## TASK INSTRUCTIONS:
Each line holding the word "Напишите" counts once; give the total and nothing more.
── ITEMS ──
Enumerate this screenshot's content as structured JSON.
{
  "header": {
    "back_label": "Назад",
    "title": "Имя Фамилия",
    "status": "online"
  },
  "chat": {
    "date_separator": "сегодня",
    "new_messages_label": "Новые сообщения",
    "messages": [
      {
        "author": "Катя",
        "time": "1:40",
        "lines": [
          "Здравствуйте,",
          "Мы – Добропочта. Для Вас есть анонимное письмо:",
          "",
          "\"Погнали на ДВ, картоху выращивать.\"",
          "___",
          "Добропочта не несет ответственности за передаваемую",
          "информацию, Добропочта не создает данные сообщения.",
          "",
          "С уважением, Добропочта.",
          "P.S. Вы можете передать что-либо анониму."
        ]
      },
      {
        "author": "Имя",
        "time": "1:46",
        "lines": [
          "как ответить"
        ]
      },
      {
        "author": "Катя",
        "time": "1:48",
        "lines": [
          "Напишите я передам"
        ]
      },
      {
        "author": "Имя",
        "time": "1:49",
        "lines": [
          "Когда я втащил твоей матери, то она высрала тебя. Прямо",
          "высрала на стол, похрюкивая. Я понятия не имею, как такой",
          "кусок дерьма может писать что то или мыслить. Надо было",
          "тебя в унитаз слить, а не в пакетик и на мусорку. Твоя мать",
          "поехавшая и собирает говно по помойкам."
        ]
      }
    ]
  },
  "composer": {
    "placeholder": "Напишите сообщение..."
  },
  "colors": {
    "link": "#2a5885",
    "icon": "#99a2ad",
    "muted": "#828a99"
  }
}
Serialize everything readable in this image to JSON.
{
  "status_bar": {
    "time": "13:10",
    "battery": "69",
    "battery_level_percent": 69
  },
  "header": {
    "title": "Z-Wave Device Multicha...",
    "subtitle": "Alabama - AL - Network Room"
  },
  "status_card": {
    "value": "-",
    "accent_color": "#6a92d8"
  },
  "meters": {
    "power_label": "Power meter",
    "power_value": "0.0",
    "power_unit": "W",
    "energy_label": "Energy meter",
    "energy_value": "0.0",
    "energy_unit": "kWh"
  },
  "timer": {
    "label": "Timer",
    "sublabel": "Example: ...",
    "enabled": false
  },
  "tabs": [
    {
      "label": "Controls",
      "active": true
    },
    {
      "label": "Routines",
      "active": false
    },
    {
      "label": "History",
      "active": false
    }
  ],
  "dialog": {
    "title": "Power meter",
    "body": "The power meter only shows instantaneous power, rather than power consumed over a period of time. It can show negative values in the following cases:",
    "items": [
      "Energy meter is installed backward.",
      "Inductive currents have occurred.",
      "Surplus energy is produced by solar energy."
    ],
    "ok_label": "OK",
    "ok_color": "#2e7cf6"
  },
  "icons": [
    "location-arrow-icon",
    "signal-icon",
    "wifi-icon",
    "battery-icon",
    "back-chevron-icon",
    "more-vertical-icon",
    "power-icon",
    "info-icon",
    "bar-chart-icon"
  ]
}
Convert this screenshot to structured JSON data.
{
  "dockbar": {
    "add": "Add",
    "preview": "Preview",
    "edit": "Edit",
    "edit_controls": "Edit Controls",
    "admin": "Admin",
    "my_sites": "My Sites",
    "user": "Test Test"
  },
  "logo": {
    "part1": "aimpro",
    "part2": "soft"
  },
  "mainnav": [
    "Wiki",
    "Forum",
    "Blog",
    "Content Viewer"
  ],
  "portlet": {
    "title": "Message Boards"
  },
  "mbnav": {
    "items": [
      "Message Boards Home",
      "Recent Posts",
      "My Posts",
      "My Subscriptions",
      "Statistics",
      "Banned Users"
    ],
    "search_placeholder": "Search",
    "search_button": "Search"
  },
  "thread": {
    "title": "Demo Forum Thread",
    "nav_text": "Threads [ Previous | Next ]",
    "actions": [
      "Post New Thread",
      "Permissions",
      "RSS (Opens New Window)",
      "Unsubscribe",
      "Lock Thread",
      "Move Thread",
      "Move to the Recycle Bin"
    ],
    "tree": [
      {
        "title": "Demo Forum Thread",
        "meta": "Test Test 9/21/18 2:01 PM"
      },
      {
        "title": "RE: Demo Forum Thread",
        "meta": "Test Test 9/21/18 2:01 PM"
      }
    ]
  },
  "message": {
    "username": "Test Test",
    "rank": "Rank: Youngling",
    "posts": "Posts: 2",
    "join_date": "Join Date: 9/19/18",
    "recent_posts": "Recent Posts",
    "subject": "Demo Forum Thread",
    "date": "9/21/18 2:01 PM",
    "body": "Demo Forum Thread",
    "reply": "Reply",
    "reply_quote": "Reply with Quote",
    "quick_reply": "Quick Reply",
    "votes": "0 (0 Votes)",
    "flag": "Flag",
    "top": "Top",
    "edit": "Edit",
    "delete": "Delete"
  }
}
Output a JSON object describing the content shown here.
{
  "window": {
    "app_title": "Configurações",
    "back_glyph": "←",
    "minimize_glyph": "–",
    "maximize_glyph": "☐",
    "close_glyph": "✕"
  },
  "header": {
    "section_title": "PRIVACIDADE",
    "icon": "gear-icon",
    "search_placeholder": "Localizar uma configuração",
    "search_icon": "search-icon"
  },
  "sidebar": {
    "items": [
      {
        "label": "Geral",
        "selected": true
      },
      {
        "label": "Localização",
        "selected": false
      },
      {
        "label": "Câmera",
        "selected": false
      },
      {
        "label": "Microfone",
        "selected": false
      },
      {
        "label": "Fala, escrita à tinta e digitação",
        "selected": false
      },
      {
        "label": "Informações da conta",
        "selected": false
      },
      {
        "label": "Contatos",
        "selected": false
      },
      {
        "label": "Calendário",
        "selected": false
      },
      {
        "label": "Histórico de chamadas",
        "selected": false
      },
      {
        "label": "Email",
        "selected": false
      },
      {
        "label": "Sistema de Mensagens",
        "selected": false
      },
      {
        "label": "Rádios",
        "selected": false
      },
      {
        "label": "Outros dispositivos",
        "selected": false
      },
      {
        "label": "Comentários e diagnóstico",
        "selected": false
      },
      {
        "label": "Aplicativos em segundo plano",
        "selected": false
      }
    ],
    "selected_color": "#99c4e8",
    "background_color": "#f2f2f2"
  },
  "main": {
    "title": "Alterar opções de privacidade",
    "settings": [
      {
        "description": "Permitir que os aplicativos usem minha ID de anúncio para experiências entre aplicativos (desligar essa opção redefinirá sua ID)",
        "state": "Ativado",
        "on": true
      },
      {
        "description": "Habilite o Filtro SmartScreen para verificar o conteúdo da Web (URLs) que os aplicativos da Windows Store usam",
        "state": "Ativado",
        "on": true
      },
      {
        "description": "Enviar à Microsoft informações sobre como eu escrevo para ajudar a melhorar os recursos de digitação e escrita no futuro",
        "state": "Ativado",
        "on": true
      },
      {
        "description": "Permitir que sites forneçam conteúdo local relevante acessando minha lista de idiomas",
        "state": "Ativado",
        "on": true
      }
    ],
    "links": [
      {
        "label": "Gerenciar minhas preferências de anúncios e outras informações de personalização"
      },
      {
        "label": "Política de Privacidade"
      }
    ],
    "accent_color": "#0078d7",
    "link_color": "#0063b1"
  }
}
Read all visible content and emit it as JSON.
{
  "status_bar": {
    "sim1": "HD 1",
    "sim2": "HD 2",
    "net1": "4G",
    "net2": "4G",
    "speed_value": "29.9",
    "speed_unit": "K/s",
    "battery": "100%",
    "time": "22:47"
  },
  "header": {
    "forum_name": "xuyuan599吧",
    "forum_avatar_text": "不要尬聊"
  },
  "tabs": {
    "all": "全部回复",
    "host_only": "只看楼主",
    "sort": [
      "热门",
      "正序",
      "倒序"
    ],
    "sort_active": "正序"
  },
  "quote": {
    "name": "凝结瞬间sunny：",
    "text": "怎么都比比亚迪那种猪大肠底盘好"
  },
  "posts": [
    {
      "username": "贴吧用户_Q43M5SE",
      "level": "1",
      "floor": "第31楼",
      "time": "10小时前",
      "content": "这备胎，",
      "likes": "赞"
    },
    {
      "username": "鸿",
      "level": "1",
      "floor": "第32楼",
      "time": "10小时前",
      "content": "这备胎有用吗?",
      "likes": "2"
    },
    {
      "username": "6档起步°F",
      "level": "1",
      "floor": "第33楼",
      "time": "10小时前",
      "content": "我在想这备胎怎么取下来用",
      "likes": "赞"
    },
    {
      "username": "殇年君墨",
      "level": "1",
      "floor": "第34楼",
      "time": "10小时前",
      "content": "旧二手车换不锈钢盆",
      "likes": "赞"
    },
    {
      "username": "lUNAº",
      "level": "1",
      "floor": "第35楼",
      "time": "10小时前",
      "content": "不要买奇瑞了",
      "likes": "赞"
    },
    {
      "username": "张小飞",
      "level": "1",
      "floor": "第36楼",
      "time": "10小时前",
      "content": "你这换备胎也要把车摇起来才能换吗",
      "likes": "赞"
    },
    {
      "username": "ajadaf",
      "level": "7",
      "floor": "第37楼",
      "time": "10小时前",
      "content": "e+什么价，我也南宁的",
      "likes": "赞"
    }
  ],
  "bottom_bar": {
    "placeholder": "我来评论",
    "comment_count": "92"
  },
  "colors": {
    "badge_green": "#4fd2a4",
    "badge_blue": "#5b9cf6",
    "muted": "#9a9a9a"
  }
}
───
## TASK RESULT:
2